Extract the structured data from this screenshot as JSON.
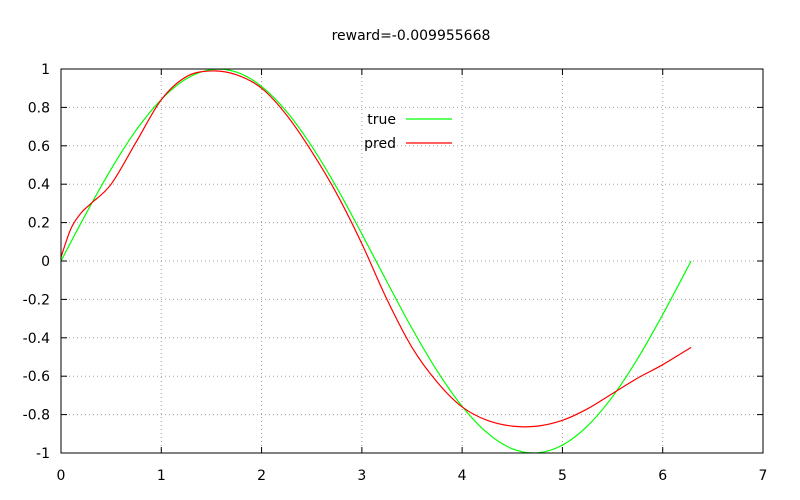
{
  "chart_data": {
    "type": "line",
    "title": "reward=-0.009955668",
    "xlabel": "",
    "ylabel": "",
    "xlim": [
      0,
      7
    ],
    "ylim": [
      -1,
      1
    ],
    "xticks": [
      "0",
      "1",
      "2",
      "3",
      "4",
      "5",
      "6",
      "7"
    ],
    "yticks": [
      "1",
      "0.8",
      "0.6",
      "0.4",
      "0.2",
      "0",
      "-0.2",
      "-0.4",
      "-0.6",
      "-0.8",
      "-1"
    ],
    "grid": true,
    "legend_position": "top-center",
    "series": [
      {
        "name": "true",
        "color": "#00ff00",
        "x": [
          0,
          0.25,
          0.5,
          0.75,
          1.0,
          1.25,
          1.5,
          1.75,
          2.0,
          2.25,
          2.5,
          2.75,
          3.0,
          3.25,
          3.5,
          3.75,
          4.0,
          4.25,
          4.5,
          4.75,
          5.0,
          5.25,
          5.5,
          5.75,
          6.0,
          6.283
        ],
        "y": [
          0,
          0.247,
          0.479,
          0.682,
          0.841,
          0.949,
          0.997,
          0.984,
          0.909,
          0.778,
          0.598,
          0.382,
          0.141,
          -0.108,
          -0.351,
          -0.572,
          -0.757,
          -0.895,
          -0.978,
          -0.999,
          -0.959,
          -0.859,
          -0.706,
          -0.508,
          -0.279,
          0
        ]
      },
      {
        "name": "pred",
        "color": "#ff0000",
        "x": [
          0,
          0.1,
          0.2,
          0.3,
          0.5,
          0.75,
          1.0,
          1.25,
          1.5,
          1.75,
          2.0,
          2.25,
          2.5,
          2.75,
          3.0,
          3.25,
          3.5,
          3.75,
          4.0,
          4.25,
          4.5,
          4.75,
          5.0,
          5.25,
          5.5,
          5.75,
          6.0,
          6.283
        ],
        "y": [
          0.02,
          0.17,
          0.25,
          0.3,
          0.4,
          0.62,
          0.84,
          0.96,
          0.99,
          0.97,
          0.9,
          0.76,
          0.57,
          0.35,
          0.09,
          -0.2,
          -0.45,
          -0.63,
          -0.76,
          -0.83,
          -0.86,
          -0.86,
          -0.83,
          -0.77,
          -0.69,
          -0.61,
          -0.54,
          -0.45
        ]
      }
    ]
  }
}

* * *

Task requirements – Pictures excluded, quote all the data above exactly.

Answer to this task –
Extract the structured data from this screenshot as JSON.
{
  "chart_data": {
    "type": "line",
    "title": "reward=-0.009955668",
    "xlabel": "",
    "ylabel": "",
    "xlim": [
      0,
      7
    ],
    "ylim": [
      -1,
      1
    ],
    "xticks": [
      "0",
      "1",
      "2",
      "3",
      "4",
      "5",
      "6",
      "7"
    ],
    "yticks": [
      "1",
      "0.8",
      "0.6",
      "0.4",
      "0.2",
      "0",
      "-0.2",
      "-0.4",
      "-0.6",
      "-0.8",
      "-1"
    ],
    "grid": true,
    "legend_position": "top-center",
    "series": [
      {
        "name": "true",
        "color": "#00ff00",
        "x": [
          0,
          0.25,
          0.5,
          0.75,
          1.0,
          1.25,
          1.5,
          1.75,
          2.0,
          2.25,
          2.5,
          2.75,
          3.0,
          3.25,
          3.5,
          3.75,
          4.0,
          4.25,
          4.5,
          4.75,
          5.0,
          5.25,
          5.5,
          5.75,
          6.0,
          6.283
        ],
        "y": [
          0,
          0.247,
          0.479,
          0.682,
          0.841,
          0.949,
          0.997,
          0.984,
          0.909,
          0.778,
          0.598,
          0.382,
          0.141,
          -0.108,
          -0.351,
          -0.572,
          -0.757,
          -0.895,
          -0.978,
          -0.999,
          -0.959,
          -0.859,
          -0.706,
          -0.508,
          -0.279,
          0
        ]
      },
      {
        "name": "pred",
        "color": "#ff0000",
        "x": [
          0,
          0.1,
          0.2,
          0.3,
          0.5,
          0.75,
          1.0,
          1.25,
          1.5,
          1.75,
          2.0,
          2.25,
          2.5,
          2.75,
          3.0,
          3.25,
          3.5,
          3.75,
          4.0,
          4.25,
          4.5,
          4.75,
          5.0,
          5.25,
          5.5,
          5.75,
          6.0,
          6.283
        ],
        "y": [
          0.02,
          0.17,
          0.25,
          0.3,
          0.4,
          0.62,
          0.84,
          0.96,
          0.99,
          0.97,
          0.9,
          0.76,
          0.57,
          0.35,
          0.09,
          -0.2,
          -0.45,
          -0.63,
          -0.76,
          -0.83,
          -0.86,
          -0.86,
          -0.83,
          -0.77,
          -0.69,
          -0.61,
          -0.54,
          -0.45
        ]
      }
    ]
  }
}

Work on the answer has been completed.